Repeat the items word for word, beginning at their first line and stopping after the line that contains "x-tick-label: 32 — [270, 544, 285, 558]", with both of those lines included.

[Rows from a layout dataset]
────────────────────────────────────────

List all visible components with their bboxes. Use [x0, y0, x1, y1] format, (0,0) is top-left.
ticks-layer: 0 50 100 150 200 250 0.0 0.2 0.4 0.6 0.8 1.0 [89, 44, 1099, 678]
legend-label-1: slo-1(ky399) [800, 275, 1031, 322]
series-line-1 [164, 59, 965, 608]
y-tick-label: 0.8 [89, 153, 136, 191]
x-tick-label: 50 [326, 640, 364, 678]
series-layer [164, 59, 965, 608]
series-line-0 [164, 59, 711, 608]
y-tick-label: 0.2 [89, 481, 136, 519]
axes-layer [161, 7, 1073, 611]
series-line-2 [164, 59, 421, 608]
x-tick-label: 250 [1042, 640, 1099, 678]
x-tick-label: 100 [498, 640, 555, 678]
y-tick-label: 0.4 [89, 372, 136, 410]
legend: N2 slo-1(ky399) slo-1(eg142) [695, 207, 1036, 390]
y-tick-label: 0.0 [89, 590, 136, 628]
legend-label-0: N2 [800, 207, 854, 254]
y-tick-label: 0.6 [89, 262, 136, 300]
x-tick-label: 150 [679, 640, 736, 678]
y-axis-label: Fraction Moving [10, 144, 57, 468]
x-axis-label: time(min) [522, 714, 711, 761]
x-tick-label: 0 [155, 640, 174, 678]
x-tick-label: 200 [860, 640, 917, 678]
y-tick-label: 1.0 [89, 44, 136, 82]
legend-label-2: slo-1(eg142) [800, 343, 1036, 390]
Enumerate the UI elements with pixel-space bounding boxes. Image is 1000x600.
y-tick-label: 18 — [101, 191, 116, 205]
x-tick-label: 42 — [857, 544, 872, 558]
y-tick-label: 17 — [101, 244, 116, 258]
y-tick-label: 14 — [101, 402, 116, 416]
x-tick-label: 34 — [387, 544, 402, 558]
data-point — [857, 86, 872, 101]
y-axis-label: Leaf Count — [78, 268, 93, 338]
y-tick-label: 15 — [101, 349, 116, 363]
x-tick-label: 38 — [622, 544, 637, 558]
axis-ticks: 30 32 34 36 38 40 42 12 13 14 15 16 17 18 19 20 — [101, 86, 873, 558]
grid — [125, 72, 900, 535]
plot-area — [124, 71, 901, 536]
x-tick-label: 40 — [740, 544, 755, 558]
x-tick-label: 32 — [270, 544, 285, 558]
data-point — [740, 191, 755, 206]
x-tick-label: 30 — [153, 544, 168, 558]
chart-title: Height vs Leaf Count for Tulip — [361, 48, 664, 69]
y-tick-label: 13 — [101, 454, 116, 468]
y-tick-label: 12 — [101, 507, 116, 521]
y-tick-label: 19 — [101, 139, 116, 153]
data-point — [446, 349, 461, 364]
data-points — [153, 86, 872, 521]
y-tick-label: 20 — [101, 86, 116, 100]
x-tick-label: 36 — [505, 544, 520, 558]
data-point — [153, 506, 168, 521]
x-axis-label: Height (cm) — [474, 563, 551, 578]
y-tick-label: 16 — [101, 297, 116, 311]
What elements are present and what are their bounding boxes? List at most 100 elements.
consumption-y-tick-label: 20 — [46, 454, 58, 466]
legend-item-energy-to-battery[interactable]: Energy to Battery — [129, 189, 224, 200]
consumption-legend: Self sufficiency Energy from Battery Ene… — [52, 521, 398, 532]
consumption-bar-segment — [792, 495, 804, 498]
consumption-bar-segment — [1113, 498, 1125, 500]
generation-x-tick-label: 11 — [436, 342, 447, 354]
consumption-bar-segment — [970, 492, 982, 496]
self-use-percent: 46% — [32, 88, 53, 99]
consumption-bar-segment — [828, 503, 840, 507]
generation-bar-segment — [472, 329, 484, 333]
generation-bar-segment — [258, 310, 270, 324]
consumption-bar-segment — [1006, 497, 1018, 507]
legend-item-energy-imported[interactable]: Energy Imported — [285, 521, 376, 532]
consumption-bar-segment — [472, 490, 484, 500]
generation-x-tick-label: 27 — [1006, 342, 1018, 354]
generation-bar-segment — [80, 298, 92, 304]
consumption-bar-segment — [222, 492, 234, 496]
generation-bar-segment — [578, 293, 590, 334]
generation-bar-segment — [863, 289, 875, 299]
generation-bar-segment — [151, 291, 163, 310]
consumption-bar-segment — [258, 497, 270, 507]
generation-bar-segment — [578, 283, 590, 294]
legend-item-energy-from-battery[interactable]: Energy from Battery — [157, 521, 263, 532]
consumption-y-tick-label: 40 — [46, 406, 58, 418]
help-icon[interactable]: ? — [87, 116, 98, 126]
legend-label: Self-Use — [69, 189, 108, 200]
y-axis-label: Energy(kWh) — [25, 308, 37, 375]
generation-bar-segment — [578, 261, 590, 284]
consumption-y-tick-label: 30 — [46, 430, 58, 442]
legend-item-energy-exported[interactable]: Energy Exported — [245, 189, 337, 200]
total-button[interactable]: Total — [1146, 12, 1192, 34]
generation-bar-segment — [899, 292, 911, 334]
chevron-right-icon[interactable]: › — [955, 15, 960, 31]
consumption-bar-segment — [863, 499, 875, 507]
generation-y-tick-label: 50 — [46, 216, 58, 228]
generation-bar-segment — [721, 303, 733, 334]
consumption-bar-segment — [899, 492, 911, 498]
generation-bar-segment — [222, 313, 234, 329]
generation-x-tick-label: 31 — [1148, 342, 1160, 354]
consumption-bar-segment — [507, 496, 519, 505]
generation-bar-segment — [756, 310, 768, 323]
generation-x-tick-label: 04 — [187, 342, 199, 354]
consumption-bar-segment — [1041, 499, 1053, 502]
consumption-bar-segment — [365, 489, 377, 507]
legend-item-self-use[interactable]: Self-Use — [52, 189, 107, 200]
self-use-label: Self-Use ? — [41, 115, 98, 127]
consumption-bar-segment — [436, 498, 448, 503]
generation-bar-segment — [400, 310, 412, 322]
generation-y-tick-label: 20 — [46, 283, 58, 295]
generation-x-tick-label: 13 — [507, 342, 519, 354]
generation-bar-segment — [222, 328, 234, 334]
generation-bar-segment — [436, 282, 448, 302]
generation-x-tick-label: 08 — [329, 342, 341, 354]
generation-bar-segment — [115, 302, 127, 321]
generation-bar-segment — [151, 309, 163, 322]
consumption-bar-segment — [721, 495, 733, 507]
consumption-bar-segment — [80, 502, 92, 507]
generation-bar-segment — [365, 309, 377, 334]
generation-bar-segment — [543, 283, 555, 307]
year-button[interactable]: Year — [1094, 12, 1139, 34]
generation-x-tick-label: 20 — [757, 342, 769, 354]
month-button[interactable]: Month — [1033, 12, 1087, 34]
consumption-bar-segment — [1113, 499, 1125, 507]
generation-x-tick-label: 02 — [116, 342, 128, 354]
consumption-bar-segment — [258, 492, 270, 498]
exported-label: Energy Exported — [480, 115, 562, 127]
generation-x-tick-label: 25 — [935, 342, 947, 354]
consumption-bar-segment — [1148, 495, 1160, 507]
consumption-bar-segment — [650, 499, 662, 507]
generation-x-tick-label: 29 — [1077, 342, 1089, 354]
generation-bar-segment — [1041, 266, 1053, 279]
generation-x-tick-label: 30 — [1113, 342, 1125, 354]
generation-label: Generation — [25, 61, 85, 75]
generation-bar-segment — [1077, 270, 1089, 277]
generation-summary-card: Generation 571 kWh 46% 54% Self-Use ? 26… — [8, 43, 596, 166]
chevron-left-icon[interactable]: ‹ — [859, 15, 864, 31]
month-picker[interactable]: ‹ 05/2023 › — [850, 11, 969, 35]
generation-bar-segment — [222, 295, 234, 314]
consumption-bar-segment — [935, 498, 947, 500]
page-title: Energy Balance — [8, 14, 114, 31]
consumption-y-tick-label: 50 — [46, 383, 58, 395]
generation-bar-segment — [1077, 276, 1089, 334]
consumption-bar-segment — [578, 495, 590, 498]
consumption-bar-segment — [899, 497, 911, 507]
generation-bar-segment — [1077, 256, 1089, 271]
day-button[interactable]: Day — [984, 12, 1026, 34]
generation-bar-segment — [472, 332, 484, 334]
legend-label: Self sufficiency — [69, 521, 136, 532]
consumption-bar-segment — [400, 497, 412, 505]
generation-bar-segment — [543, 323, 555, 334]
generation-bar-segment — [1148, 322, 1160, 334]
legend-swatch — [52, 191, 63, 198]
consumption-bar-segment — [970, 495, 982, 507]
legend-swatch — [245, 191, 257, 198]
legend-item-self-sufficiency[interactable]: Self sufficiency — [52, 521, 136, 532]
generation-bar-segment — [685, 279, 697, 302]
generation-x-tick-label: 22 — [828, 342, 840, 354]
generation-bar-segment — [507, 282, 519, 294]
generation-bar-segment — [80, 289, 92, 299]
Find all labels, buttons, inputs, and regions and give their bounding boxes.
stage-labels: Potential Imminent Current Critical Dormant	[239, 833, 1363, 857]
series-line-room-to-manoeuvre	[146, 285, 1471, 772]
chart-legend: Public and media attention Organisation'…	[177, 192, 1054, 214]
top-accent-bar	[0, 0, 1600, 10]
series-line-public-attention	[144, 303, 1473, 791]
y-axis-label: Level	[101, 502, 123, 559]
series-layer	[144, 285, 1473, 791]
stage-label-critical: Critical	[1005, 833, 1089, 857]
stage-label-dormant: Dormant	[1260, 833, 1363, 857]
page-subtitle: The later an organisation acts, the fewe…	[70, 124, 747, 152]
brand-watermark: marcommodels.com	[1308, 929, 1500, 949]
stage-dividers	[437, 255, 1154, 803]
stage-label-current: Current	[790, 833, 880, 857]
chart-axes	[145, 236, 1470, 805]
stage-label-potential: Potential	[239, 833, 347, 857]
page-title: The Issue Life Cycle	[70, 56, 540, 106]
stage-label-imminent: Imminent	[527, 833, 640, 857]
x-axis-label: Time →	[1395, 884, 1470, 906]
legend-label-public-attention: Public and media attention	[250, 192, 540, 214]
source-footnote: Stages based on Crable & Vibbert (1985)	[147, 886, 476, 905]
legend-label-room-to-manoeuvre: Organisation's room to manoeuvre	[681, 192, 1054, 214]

────────────────────────────────────────

■ FINISHED ANSWER ■
List all visible components with their bboxes. Use [x0, y0, x1, y1] format, (0,0) is top-left.
ticks-layer: 0 50 100 150 200 250 0.0 0.2 0.4 0.6 0.8 1.0 [89, 44, 1099, 678]
legend-label-1: slo-1(ky399) [800, 275, 1031, 322]
series-line-1 [164, 59, 965, 608]
y-tick-label: 0.8 [89, 153, 136, 191]
x-tick-label: 50 [326, 640, 364, 678]
series-layer [164, 59, 965, 608]
series-line-0 [164, 59, 711, 608]
y-tick-label: 0.2 [89, 481, 136, 519]
axes-layer [161, 7, 1073, 611]
series-line-2 [164, 59, 421, 608]
x-tick-label: 250 [1042, 640, 1099, 678]
x-tick-label: 100 [498, 640, 555, 678]
y-tick-label: 0.4 [89, 372, 136, 410]
legend: N2 slo-1(ky399) slo-1(eg142) [695, 207, 1036, 390]
y-tick-label: 0.0 [89, 590, 136, 628]
legend-label-0: N2 [800, 207, 854, 254]
y-tick-label: 0.6 [89, 262, 136, 300]
x-tick-label: 150 [679, 640, 736, 678]
y-axis-label: Fraction Moving [10, 144, 57, 468]
x-axis-label: time(min) [522, 714, 711, 761]
x-tick-label: 0 [155, 640, 174, 678]
x-tick-label: 200 [860, 640, 917, 678]
y-tick-label: 1.0 [89, 44, 136, 82]
legend-label-2: slo-1(eg142) [800, 343, 1036, 390]
Enumerate the UI elements with pixel-space bounding boxes. Image is 1000x600.
y-tick-label: 18 — [101, 191, 116, 205]
x-tick-label: 42 — [857, 544, 872, 558]
y-tick-label: 17 — [101, 244, 116, 258]
y-tick-label: 14 — [101, 402, 116, 416]
x-tick-label: 34 — [387, 544, 402, 558]
data-point — [857, 86, 872, 101]
y-axis-label: Leaf Count — [78, 268, 93, 338]
y-tick-label: 15 — [101, 349, 116, 363]
x-tick-label: 38 — [622, 544, 637, 558]
axis-ticks: 30 32 34 36 38 40 42 12 13 14 15 16 17 18 19 20 — [101, 86, 873, 558]
grid — [125, 72, 900, 535]
plot-area — [124, 71, 901, 536]
x-tick-label: 40 — [740, 544, 755, 558]
x-tick-label: 32 — [270, 544, 285, 558]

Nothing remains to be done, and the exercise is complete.